• **Stated task**
Give the entries again, word for word.

<<<<

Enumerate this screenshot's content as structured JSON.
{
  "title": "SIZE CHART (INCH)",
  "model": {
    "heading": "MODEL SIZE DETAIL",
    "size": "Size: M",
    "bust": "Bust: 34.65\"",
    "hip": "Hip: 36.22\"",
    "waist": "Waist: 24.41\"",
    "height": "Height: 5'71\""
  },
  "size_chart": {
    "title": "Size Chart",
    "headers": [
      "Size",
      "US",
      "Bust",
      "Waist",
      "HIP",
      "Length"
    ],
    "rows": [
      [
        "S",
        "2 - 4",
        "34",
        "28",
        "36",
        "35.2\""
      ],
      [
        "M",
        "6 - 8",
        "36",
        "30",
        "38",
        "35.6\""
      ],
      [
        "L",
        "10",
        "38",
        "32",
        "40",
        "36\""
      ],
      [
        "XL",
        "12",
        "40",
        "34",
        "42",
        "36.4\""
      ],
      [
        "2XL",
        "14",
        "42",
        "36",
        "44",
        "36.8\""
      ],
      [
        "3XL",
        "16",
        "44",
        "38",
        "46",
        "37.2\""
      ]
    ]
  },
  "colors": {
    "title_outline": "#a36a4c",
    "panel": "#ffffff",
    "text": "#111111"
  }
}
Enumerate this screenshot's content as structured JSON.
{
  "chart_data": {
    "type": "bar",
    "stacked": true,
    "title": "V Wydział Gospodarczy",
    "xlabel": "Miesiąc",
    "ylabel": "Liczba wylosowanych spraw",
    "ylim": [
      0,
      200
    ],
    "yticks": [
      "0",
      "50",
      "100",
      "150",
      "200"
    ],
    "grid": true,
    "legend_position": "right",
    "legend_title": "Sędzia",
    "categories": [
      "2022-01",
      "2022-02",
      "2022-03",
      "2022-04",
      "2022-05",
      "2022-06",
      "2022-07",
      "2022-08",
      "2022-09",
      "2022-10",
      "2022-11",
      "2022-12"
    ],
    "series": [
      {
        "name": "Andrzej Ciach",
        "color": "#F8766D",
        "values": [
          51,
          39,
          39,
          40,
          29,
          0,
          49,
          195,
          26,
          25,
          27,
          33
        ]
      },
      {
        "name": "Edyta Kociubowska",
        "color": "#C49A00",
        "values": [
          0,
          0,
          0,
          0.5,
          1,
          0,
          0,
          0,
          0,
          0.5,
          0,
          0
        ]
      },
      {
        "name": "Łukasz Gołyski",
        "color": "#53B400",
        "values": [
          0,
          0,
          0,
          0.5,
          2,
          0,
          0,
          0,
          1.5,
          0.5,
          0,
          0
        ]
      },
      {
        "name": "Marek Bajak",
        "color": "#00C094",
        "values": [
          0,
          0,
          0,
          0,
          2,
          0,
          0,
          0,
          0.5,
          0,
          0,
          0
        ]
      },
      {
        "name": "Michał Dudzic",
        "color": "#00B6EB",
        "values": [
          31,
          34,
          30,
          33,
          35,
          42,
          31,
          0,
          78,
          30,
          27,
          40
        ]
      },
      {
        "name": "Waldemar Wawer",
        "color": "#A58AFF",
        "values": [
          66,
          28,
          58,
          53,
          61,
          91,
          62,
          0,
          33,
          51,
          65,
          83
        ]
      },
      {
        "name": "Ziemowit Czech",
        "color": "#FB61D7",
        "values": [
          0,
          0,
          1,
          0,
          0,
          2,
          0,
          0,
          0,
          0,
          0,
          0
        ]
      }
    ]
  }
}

>>>>

• **Exercise result**
Enumerate this screenshot's content as structured JSON.
{
  "title": "SIZE CHART (INCH)",
  "model": {
    "heading": "MODEL SIZE DETAIL",
    "size": "Size: M",
    "bust": "Bust: 34.65\"",
    "hip": "Hip: 36.22\"",
    "waist": "Waist: 24.41\"",
    "height": "Height: 5'71\""
  },
  "size_chart": {
    "title": "Size Chart",
    "headers": [
      "Size",
      "US",
      "Bust",
      "Waist",
      "HIP",
      "Length"
    ],
    "rows": [
      [
        "S",
        "2 - 4",
        "34",
        "28",
        "36",
        "35.2\""
      ],
      [
        "M",
        "6 - 8",
        "36",
        "30",
        "38",
        "35.6\""
      ],
      [
        "L",
        "10",
        "38",
        "32",
        "40",
        "36\""
      ],
      [
        "XL",
        "12",
        "40",
        "34",
        "42",
        "36.4\""
      ],
      [
        "2XL",
        "14",
        "42",
        "36",
        "44",
        "36.8\""
      ],
      [
        "3XL",
        "16",
        "44",
        "38",
        "46",
        "37.2\""
      ]
    ]
  },
  "colors": {
    "title_outline": "#a36a4c",
    "panel": "#ffffff",
    "text": "#111111"
  }
}
Enumerate this screenshot's content as structured JSON.
{
  "chart_data": {
    "type": "bar",
    "stacked": true,
    "title": "V Wydział Gospodarczy",
    "xlabel": "Miesiąc",
    "ylabel": "Liczba wylosowanych spraw",
    "ylim": [
      0,
      200
    ],
    "yticks": [
      "0",
      "50",
      "100",
      "150",
      "200"
    ],
    "grid": true,
    "legend_position": "right",
    "legend_title": "Sędzia",
    "categories": [
      "2022-01",
      "2022-02",
      "2022-03",
      "2022-04",
      "2022-05",
      "2022-06",
      "2022-07",
      "2022-08",
      "2022-09",
      "2022-10",
      "2022-11",
      "2022-12"
    ],
    "series": [
      {
        "name": "Andrzej Ciach",
        "color": "#F8766D",
        "values": [
          51,
          39,
          39,
          40,
          29,
          0,
          49,
          195,
          26,
          25,
          27,
          33
        ]
      },
      {
        "name": "Edyta Kociubowska",
        "color": "#C49A00",
        "values": [
          0,
          0,
          0,
          0.5,
          1,
          0,
          0,
          0,
          0,
          0.5,
          0,
          0
        ]
      },
      {
        "name": "Łukasz Gołyski",
        "color": "#53B400",
        "values": [
          0,
          0,
          0,
          0.5,
          2,
          0,
          0,
          0,
          1.5,
          0.5,
          0,
          0
        ]
      },
      {
        "name": "Marek Bajak",
        "color": "#00C094",
        "values": [
          0,
          0,
          0,
          0,
          2,
          0,
          0,
          0,
          0.5,
          0,
          0,
          0
        ]
      },
      {
        "name": "Michał Dudzic",
        "color": "#00B6EB",
        "values": [
          31,
          34,
          30,
          33,
          35,
          42,
          31,
          0,
          78,
          30,
          27,
          40
        ]
      },
      {
        "name": "Waldemar Wawer",
        "color": "#A58AFF",
        "values": [
          66,
          28,
          58,
          53,
          61,
          91,
          62,
          0,
          33,
          51,
          65,
          83
        ]
      },
      {
        "name": "Ziemowit Czech",
        "color": "#FB61D7",
        "values": [
          0,
          0,
          1,
          0,
          0,
          2,
          0,
          0,
          0,
          0,
          0,
          0
        ]
      }
    ]
  }
}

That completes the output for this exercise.